— begin —

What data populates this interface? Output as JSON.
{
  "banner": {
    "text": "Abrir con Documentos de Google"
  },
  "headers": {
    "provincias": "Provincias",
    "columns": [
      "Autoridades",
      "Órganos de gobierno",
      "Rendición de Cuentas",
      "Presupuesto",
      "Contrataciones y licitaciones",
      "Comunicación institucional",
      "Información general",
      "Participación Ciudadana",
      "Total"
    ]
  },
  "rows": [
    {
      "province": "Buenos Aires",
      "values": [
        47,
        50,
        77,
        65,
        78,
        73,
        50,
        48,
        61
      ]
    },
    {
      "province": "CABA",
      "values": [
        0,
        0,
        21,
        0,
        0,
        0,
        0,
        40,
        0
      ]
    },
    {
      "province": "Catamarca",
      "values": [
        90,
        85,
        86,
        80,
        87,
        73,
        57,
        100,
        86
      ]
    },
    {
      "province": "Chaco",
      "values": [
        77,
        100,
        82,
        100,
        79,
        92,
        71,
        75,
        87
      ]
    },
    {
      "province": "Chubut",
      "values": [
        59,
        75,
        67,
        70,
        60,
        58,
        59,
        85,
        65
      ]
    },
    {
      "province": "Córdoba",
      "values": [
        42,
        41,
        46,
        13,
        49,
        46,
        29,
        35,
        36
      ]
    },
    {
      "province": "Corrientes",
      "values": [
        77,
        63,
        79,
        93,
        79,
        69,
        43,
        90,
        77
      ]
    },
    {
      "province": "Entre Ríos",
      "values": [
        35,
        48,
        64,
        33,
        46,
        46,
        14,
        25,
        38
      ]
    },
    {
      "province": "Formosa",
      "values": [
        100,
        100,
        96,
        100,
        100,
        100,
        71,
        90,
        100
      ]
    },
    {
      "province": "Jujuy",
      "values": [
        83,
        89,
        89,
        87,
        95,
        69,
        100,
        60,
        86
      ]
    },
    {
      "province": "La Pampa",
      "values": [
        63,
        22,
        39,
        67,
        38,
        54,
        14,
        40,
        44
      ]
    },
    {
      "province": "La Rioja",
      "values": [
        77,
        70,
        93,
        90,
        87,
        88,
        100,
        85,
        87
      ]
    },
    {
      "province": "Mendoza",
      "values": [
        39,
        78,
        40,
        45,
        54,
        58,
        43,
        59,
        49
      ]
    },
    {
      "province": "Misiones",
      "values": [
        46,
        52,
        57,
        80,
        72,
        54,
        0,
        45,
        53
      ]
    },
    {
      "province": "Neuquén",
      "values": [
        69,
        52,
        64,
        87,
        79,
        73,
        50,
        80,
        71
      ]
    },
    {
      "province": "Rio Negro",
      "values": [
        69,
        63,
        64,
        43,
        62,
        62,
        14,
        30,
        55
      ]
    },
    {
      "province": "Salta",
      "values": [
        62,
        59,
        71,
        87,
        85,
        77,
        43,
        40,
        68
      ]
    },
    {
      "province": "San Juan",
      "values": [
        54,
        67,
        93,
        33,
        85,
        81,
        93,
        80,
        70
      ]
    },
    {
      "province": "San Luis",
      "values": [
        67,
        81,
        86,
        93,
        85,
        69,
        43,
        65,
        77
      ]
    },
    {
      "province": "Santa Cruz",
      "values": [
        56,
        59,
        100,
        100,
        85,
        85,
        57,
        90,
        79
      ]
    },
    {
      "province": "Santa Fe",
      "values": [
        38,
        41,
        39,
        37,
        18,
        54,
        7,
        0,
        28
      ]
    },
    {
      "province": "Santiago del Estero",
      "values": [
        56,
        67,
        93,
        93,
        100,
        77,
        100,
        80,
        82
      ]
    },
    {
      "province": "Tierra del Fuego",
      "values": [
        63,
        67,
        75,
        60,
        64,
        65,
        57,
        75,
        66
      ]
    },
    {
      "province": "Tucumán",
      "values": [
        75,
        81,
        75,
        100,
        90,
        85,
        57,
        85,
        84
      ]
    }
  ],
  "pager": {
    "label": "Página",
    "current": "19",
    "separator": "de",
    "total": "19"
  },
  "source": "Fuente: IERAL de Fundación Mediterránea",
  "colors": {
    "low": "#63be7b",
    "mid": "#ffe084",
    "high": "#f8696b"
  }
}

— end —

What to do >>
Send back every record, precisely as written.

Exercise output >>
What data populates this interface? Output as JSON.
{
  "banner": {
    "text": "Abrir con Documentos de Google"
  },
  "headers": {
    "provincias": "Provincias",
    "columns": [
      "Autoridades",
      "Órganos de gobierno",
      "Rendición de Cuentas",
      "Presupuesto",
      "Contrataciones y licitaciones",
      "Comunicación institucional",
      "Información general",
      "Participación Ciudadana",
      "Total"
    ]
  },
  "rows": [
    {
      "province": "Buenos Aires",
      "values": [
        47,
        50,
        77,
        65,
        78,
        73,
        50,
        48,
        61
      ]
    },
    {
      "province": "CABA",
      "values": [
        0,
        0,
        21,
        0,
        0,
        0,
        0,
        40,
        0
      ]
    },
    {
      "province": "Catamarca",
      "values": [
        90,
        85,
        86,
        80,
        87,
        73,
        57,
        100,
        86
      ]
    },
    {
      "province": "Chaco",
      "values": [
        77,
        100,
        82,
        100,
        79,
        92,
        71,
        75,
        87
      ]
    },
    {
      "province": "Chubut",
      "values": [
        59,
        75,
        67,
        70,
        60,
        58,
        59,
        85,
        65
      ]
    },
    {
      "province": "Córdoba",
      "values": [
        42,
        41,
        46,
        13,
        49,
        46,
        29,
        35,
        36
      ]
    },
    {
      "province": "Corrientes",
      "values": [
        77,
        63,
        79,
        93,
        79,
        69,
        43,
        90,
        77
      ]
    },
    {
      "province": "Entre Ríos",
      "values": [
        35,
        48,
        64,
        33,
        46,
        46,
        14,
        25,
        38
      ]
    },
    {
      "province": "Formosa",
      "values": [
        100,
        100,
        96,
        100,
        100,
        100,
        71,
        90,
        100
      ]
    },
    {
      "province": "Jujuy",
      "values": [
        83,
        89,
        89,
        87,
        95,
        69,
        100,
        60,
        86
      ]
    },
    {
      "province": "La Pampa",
      "values": [
        63,
        22,
        39,
        67,
        38,
        54,
        14,
        40,
        44
      ]
    },
    {
      "province": "La Rioja",
      "values": [
        77,
        70,
        93,
        90,
        87,
        88,
        100,
        85,
        87
      ]
    },
    {
      "province": "Mendoza",
      "values": [
        39,
        78,
        40,
        45,
        54,
        58,
        43,
        59,
        49
      ]
    },
    {
      "province": "Misiones",
      "values": [
        46,
        52,
        57,
        80,
        72,
        54,
        0,
        45,
        53
      ]
    },
    {
      "province": "Neuquén",
      "values": [
        69,
        52,
        64,
        87,
        79,
        73,
        50,
        80,
        71
      ]
    },
    {
      "province": "Rio Negro",
      "values": [
        69,
        63,
        64,
        43,
        62,
        62,
        14,
        30,
        55
      ]
    },
    {
      "province": "Salta",
      "values": [
        62,
        59,
        71,
        87,
        85,
        77,
        43,
        40,
        68
      ]
    },
    {
      "province": "San Juan",
      "values": [
        54,
        67,
        93,
        33,
        85,
        81,
        93,
        80,
        70
      ]
    },
    {
      "province": "San Luis",
      "values": [
        67,
        81,
        86,
        93,
        85,
        69,
        43,
        65,
        77
      ]
    },
    {
      "province": "Santa Cruz",
      "values": [
        56,
        59,
        100,
        100,
        85,
        85,
        57,
        90,
        79
      ]
    },
    {
      "province": "Santa Fe",
      "values": [
        38,
        41,
        39,
        37,
        18,
        54,
        7,
        0,
        28
      ]
    },
    {
      "province": "Santiago del Estero",
      "values": [
        56,
        67,
        93,
        93,
        100,
        77,
        100,
        80,
        82
      ]
    },
    {
      "province": "Tierra del Fuego",
      "values": [
        63,
        67,
        75,
        60,
        64,
        65,
        57,
        75,
        66
      ]
    },
    {
      "province": "Tucumán",
      "values": [
        75,
        81,
        75,
        100,
        90,
        85,
        57,
        85,
        84
      ]
    }
  ],
  "pager": {
    "label": "Página",
    "current": "19",
    "separator": "de",
    "total": "19"
  },
  "source": "Fuente: IERAL de Fundación Mediterránea",
  "colors": {
    "low": "#63be7b",
    "mid": "#ffe084",
    "high": "#f8696b"
  }
}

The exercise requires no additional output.